> _What to work on_:
List, from the lines below, each one with "this" in it.

Data listing
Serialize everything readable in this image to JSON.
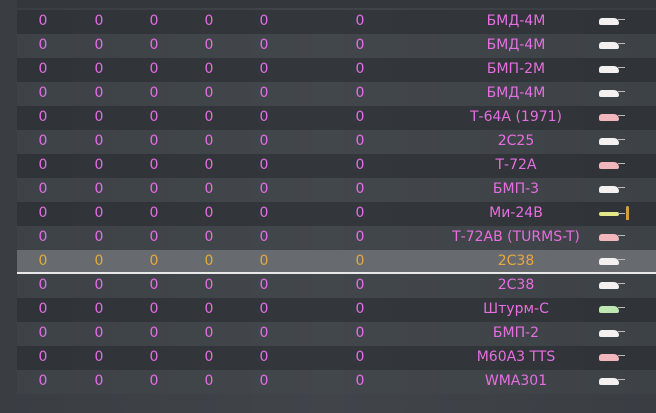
{
  "columns_count": 6,
  "rows": [
    {
      "values": [
        "0",
        "0",
        "0",
        "0",
        "0",
        "0"
      ],
      "vehicle": "БМД-4М",
      "icon": "tank-icon",
      "icon_color": "white"
    },
    {
      "values": [
        "0",
        "0",
        "0",
        "0",
        "0",
        "0"
      ],
      "vehicle": "БМД-4М",
      "icon": "tank-icon",
      "icon_color": "white"
    },
    {
      "values": [
        "0",
        "0",
        "0",
        "0",
        "0",
        "0"
      ],
      "vehicle": "БМП-2М",
      "icon": "tank-icon",
      "icon_color": "white"
    },
    {
      "values": [
        "0",
        "0",
        "0",
        "0",
        "0",
        "0"
      ],
      "vehicle": "БМД-4М",
      "icon": "tank-icon",
      "icon_color": "white"
    },
    {
      "values": [
        "0",
        "0",
        "0",
        "0",
        "0",
        "0"
      ],
      "vehicle": "Т-64А (1971)",
      "icon": "tank-icon",
      "icon_color": "pink"
    },
    {
      "values": [
        "0",
        "0",
        "0",
        "0",
        "0",
        "0"
      ],
      "vehicle": "2С25",
      "icon": "tank-icon",
      "icon_color": "white"
    },
    {
      "values": [
        "0",
        "0",
        "0",
        "0",
        "0",
        "0"
      ],
      "vehicle": "Т-72А",
      "icon": "tank-icon",
      "icon_color": "pink"
    },
    {
      "values": [
        "0",
        "0",
        "0",
        "0",
        "0",
        "0"
      ],
      "vehicle": "БМП-3",
      "icon": "tank-icon",
      "icon_color": "white"
    },
    {
      "values": [
        "0",
        "0",
        "0",
        "0",
        "0",
        "0"
      ],
      "vehicle": "Ми-24В",
      "icon": "helicopter-icon",
      "icon_color": "heli",
      "ammo": true
    },
    {
      "values": [
        "0",
        "0",
        "0",
        "0",
        "0",
        "0"
      ],
      "vehicle": "Т-72АВ (TURMS-T)",
      "icon": "tank-icon",
      "icon_color": "pink"
    },
    {
      "values": [
        "0",
        "0",
        "0",
        "0",
        "0",
        "0"
      ],
      "vehicle": "2С38",
      "icon": "tank-icon",
      "icon_color": "white",
      "selected": true
    },
    {
      "values": [
        "0",
        "0",
        "0",
        "0",
        "0",
        "0"
      ],
      "vehicle": "2С38",
      "icon": "tank-icon",
      "icon_color": "white"
    },
    {
      "values": [
        "0",
        "0",
        "0",
        "0",
        "0",
        "0"
      ],
      "vehicle": "Штурм-С",
      "icon": "tank-icon",
      "icon_color": "green"
    },
    {
      "values": [
        "0",
        "0",
        "0",
        "0",
        "0",
        "0"
      ],
      "vehicle": "БМП-2",
      "icon": "tank-icon",
      "icon_color": "white"
    },
    {
      "values": [
        "0",
        "0",
        "0",
        "0",
        "0",
        "0"
      ],
      "vehicle": "M60A3 TTS",
      "icon": "tank-icon",
      "icon_color": "pink"
    },
    {
      "values": [
        "0",
        "0",
        "0",
        "0",
        "0",
        "0"
      ],
      "vehicle": "WMA301",
      "icon": "tank-icon",
      "icon_color": "white"
    }
  ],
  "colors": {
    "text": "#e66ee0",
    "selected_text": "#e4aa3a",
    "selected_row": "#676b6f"
  }
}
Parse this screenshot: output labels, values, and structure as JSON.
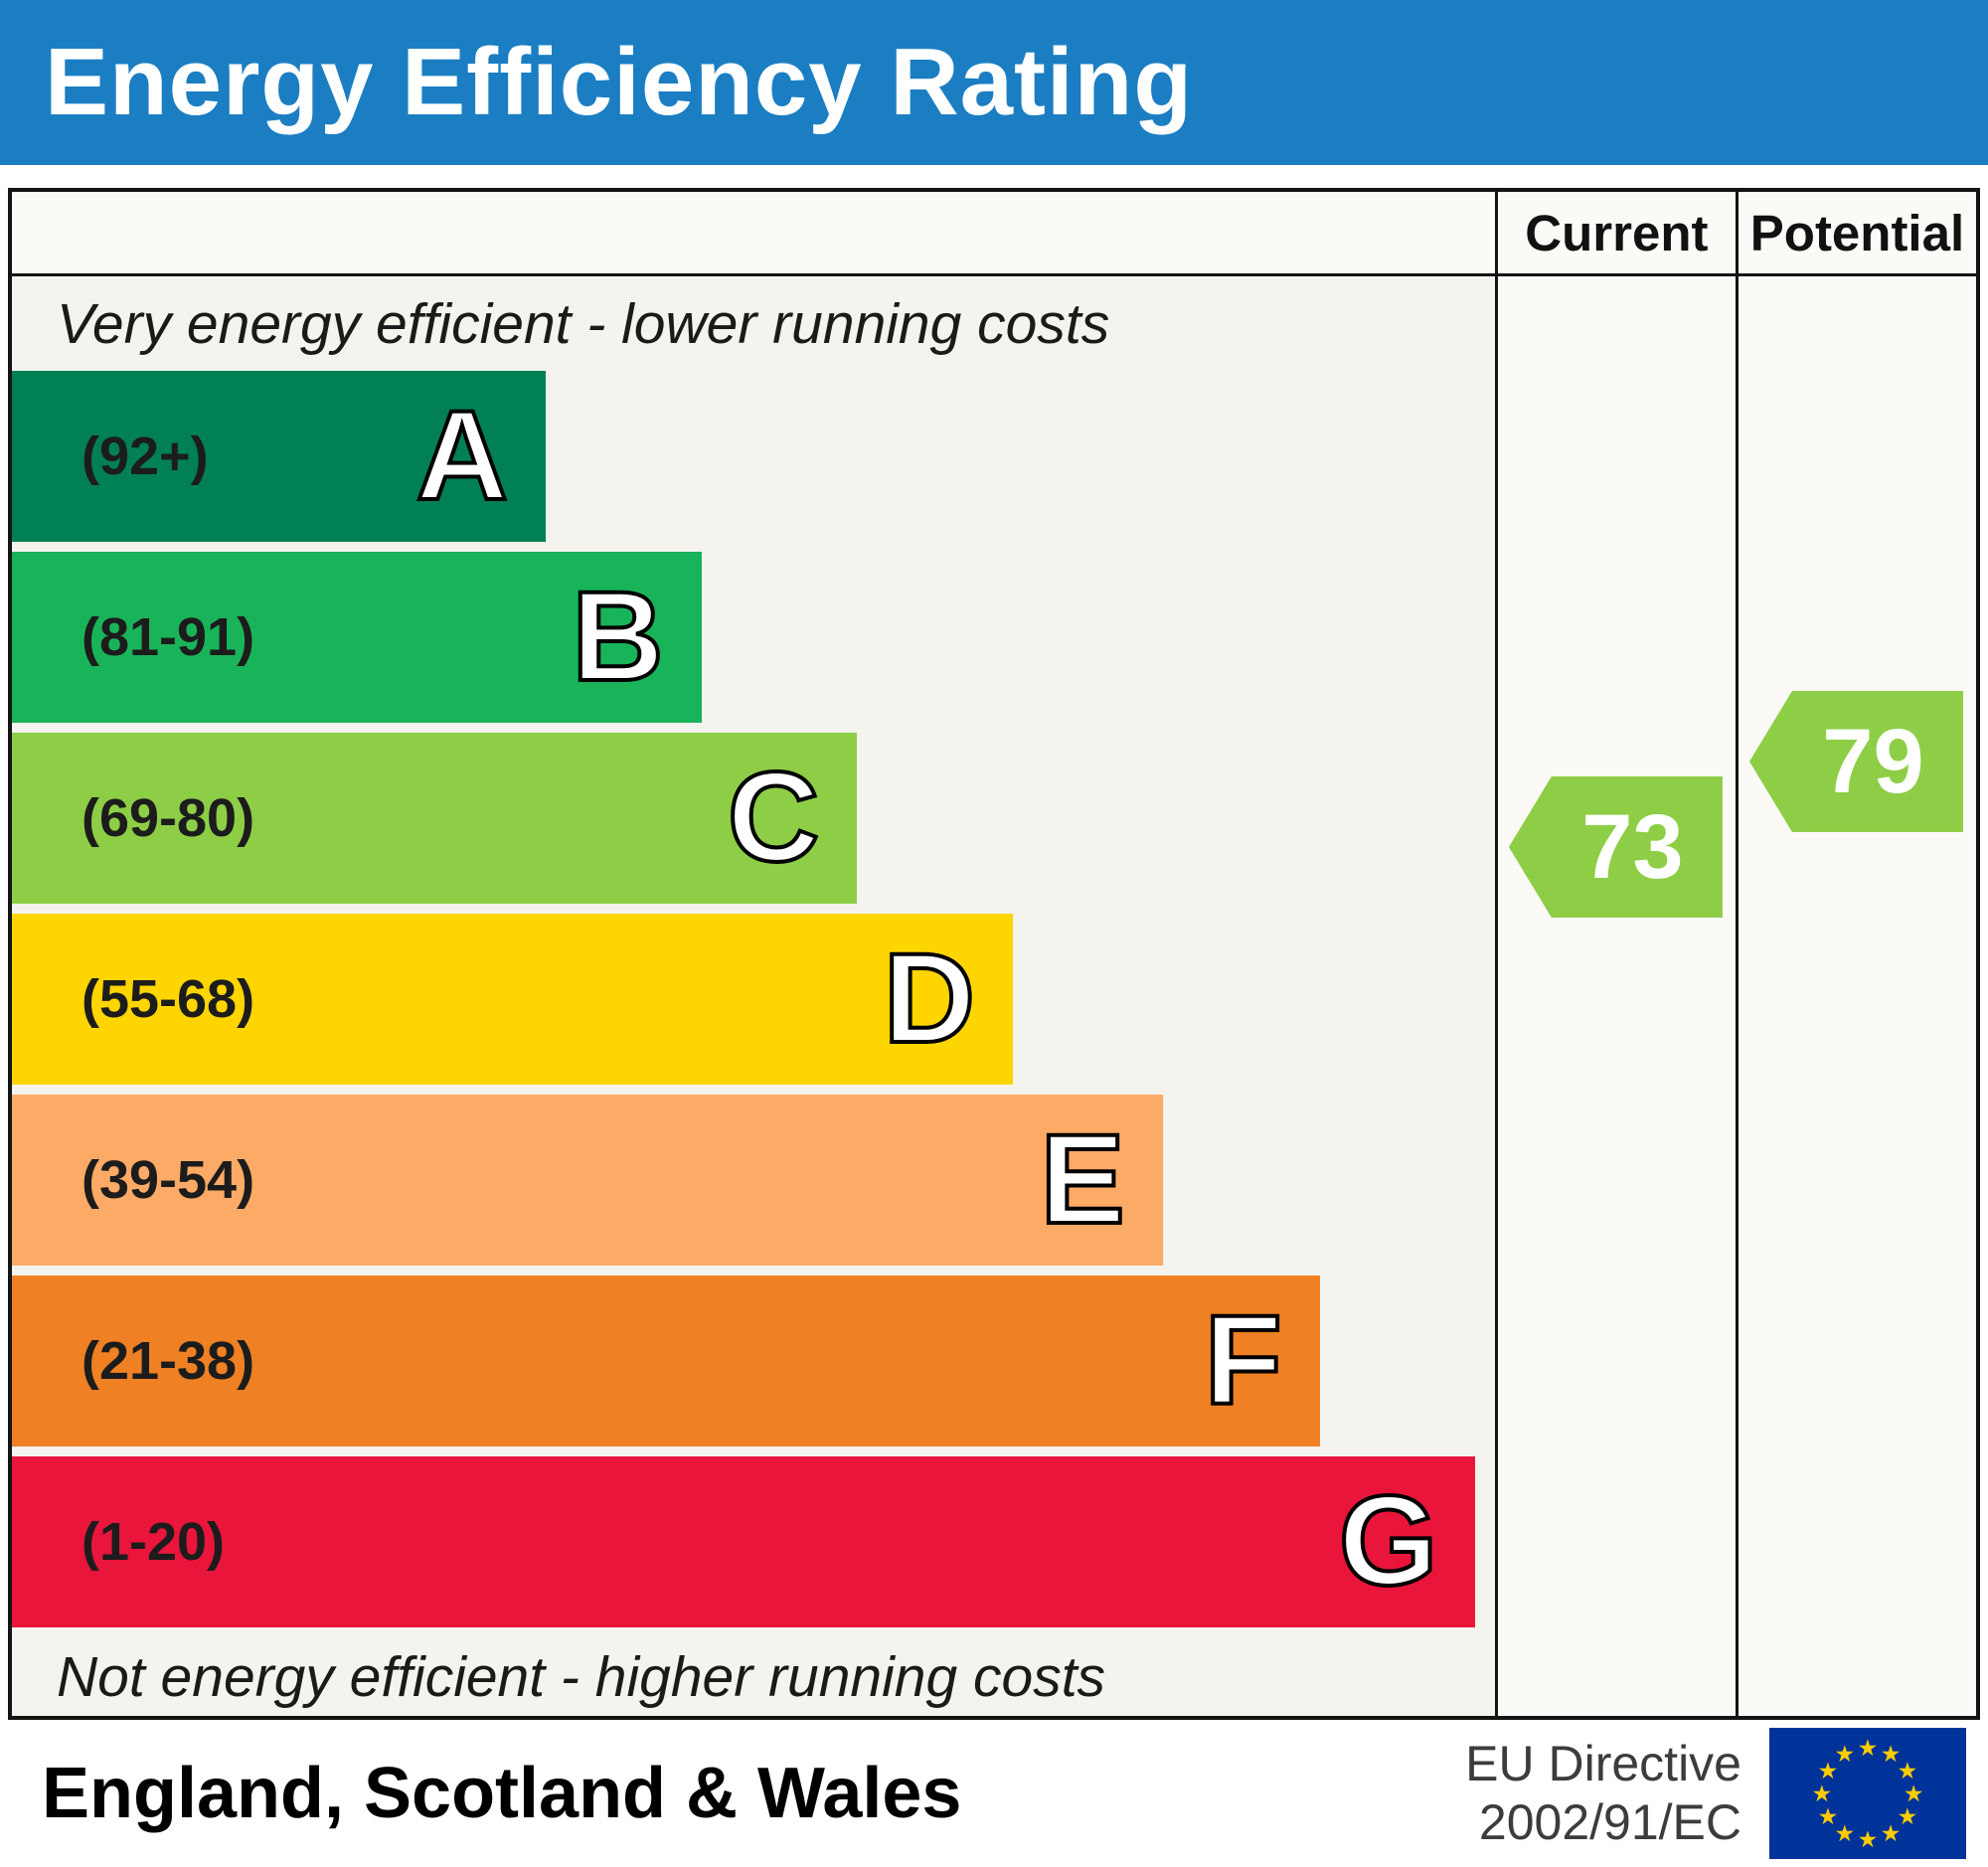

> _Output of the task_:
Serialize everything readable in this image to JSON.
Parse this screenshot: output labels, values, and structure as JSON.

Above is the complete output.